Required task: Copy word for word the part of the text on New Year's resolutions that opens with the words containing "According to History.com, setting" and closes with "to the gods.".

Bringing in a new year is celebrated in different ways and with various traditions that range from eating grapes at midnight to good luck meals new year’s day. However, there is one tradition that has been with us for nearly 4,000 years – New Year’s Resolutions.
According to History.com, setting new year resolutions can be traced back to Ancient Babylonians who would celebrate the planting of crops with 12 days of religious festivals and pledging allegiance to the king. During this time promises would be made to the gods in order to maintain favor with them.
The Babylonians celebrated their new year in March but under Julius Caesar the holiday was moved to January, the month named for Janus who was a two-faced god. It was thought that he had one face that looked backwards into the previous year and the other that looked towards the future of the new one. As before the new year was celebrated with promises and sacrifices to the gods.
Early Christians would continue the trend by meditating on the mistakes of the past year in order to do better in the new one. In 1740, John Wesley, founder of Methodism, came up with the Covenant Renewal Service, also called “watch night services.” Today, many churches still keep to this tradition, praying in the new year as an alternative to “raucous celebrations” while trying to find a way to be pleasing to their God in the year to come.
New year’s resolutions evolved over time beyond religious goals into the secular world. We see more resolutions that are meant to be self-serving, for betterment of mental, physical, and emotional health. People seek weight loss, new hobbies, and money on their list. The concept of resolutions has become the topic of casual discussions, magazine articles, and even YouTube videos. There are surveys taken and even directions given on how to make and keep the yearly goals.
I have not been immune to observing this long standing tradition. My resolutions varied from religious to personal to bucket list items. I find that writing them down is a good way to revisit the past while also staying focused on the future as it allows me to track what was important to me from one year to the next, see my growth, and even feel a sense of accomplishment. I seldom fulfill these annual goals, but they guide me when I feel as though I’m running in circles or sitting stagnant in life.

Data entries:

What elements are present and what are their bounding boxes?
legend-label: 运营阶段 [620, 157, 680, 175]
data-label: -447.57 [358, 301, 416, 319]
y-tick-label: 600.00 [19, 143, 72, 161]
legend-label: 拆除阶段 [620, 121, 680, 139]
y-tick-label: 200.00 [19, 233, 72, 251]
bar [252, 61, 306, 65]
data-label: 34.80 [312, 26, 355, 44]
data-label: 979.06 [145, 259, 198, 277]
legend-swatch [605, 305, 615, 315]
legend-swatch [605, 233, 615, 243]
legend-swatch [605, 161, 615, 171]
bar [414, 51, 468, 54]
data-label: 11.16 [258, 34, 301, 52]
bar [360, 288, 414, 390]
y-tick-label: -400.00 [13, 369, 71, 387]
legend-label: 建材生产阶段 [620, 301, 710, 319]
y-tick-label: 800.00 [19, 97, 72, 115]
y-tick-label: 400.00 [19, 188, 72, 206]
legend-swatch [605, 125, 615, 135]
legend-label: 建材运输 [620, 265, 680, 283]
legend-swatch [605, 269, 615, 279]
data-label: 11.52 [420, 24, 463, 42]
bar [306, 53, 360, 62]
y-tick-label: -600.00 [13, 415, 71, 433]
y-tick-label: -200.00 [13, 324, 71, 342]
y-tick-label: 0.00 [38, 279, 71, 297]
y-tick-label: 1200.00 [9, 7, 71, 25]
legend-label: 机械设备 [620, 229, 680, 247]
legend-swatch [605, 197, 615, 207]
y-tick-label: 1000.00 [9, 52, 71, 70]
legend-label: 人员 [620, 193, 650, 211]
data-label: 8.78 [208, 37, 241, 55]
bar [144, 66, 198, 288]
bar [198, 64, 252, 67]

...

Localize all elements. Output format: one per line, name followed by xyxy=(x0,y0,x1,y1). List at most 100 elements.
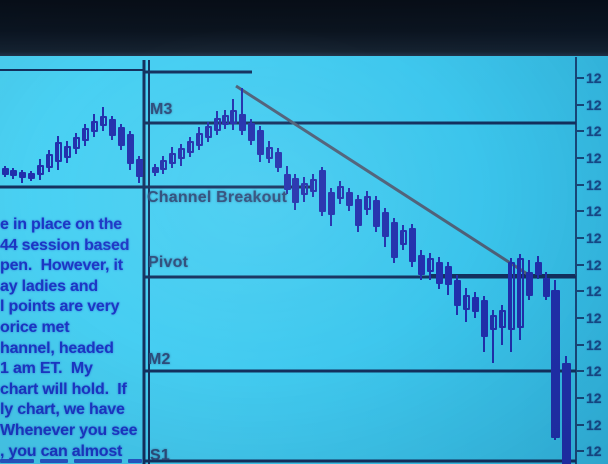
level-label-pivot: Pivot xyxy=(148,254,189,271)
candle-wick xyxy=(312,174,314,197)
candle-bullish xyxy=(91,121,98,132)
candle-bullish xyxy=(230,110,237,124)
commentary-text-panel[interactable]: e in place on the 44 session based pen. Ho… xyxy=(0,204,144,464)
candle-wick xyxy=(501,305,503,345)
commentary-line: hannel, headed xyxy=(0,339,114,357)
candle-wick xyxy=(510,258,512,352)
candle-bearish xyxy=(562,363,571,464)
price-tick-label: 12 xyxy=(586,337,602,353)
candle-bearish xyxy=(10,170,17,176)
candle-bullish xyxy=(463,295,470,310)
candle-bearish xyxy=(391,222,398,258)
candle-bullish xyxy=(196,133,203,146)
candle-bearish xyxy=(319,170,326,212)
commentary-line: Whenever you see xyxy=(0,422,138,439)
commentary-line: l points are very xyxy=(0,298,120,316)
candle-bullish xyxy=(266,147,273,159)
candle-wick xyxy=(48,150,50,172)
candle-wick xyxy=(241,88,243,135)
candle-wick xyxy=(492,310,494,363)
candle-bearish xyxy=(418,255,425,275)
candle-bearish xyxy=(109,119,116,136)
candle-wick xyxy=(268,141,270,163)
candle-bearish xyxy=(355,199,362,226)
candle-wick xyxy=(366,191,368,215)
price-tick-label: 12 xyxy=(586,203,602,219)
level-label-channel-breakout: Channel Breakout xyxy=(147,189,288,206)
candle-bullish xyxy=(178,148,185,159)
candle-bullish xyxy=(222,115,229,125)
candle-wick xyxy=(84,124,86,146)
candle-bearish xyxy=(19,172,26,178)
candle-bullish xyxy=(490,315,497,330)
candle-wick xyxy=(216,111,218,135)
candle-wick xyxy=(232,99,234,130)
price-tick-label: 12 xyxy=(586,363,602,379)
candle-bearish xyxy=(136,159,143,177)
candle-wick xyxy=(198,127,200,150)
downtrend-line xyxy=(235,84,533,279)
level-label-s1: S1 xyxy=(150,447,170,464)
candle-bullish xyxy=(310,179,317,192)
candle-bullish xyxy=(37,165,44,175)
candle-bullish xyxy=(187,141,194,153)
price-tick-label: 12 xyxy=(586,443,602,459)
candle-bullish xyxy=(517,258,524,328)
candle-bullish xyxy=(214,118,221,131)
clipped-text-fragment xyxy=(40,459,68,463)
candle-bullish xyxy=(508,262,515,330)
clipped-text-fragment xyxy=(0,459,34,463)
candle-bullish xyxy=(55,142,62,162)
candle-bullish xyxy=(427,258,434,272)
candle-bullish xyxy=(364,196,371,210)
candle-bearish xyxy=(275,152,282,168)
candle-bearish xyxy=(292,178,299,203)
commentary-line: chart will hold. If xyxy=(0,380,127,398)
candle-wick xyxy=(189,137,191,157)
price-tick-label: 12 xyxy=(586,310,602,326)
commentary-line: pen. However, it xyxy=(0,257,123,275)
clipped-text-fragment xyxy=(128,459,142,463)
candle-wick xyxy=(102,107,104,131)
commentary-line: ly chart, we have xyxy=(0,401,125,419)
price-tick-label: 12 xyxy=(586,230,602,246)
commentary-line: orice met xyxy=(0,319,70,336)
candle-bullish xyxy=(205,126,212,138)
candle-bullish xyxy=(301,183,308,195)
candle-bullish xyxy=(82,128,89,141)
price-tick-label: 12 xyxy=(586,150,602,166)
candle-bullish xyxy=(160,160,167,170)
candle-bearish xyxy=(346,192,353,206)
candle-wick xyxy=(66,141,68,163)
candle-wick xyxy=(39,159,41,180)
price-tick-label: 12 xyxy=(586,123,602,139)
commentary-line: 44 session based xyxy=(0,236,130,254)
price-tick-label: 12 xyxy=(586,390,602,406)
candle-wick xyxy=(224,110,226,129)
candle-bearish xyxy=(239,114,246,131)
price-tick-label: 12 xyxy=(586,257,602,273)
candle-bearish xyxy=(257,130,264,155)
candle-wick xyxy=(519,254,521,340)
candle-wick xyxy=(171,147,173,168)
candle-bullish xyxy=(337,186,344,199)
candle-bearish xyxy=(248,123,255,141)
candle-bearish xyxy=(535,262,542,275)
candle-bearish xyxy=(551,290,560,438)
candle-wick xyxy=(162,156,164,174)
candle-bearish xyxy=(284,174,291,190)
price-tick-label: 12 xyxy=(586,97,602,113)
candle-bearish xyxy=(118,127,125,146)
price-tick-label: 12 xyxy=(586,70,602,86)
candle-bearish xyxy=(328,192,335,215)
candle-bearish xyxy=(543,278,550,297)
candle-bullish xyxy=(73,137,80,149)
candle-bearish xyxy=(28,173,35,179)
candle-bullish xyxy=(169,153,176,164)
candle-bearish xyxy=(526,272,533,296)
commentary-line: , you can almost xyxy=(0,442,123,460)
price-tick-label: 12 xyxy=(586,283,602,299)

==

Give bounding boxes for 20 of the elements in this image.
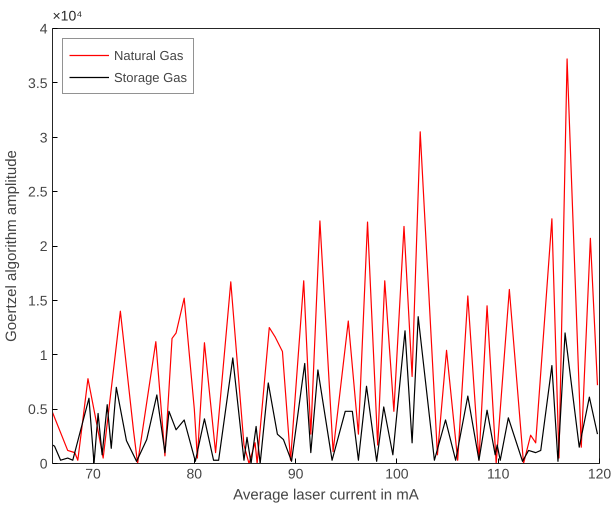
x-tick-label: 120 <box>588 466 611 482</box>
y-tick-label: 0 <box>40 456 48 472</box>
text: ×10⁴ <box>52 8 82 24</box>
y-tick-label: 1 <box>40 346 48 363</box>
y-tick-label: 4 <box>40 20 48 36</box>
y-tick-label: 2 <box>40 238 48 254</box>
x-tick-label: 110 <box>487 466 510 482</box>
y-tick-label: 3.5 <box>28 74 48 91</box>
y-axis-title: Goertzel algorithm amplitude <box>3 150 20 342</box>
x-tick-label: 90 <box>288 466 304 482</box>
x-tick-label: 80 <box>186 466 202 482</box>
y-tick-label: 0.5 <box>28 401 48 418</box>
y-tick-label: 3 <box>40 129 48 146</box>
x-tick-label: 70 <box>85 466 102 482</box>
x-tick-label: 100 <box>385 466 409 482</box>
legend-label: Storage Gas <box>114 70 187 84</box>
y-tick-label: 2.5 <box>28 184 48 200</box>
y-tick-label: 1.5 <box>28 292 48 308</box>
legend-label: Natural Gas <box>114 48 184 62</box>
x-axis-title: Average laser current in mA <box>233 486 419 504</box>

Result of this exercise:
According to History.com, setting new year resolutions can be traced back to Ancient Babylonians who would celebrate the planting of crops with 12 days of religious festivals and pledging allegiance to the king. During this time promises would be made to the gods in order to maintain favor with them.
The Babylonians celebrated their new year in March but under Julius Caesar the holiday was moved to January, the month named for Janus who was a two-faced god. It was thought that he had one face that looked backwards into the previous year and the other that looked towards the future of the new one. As before the new year was celebrated with promises and sacrifices to the gods.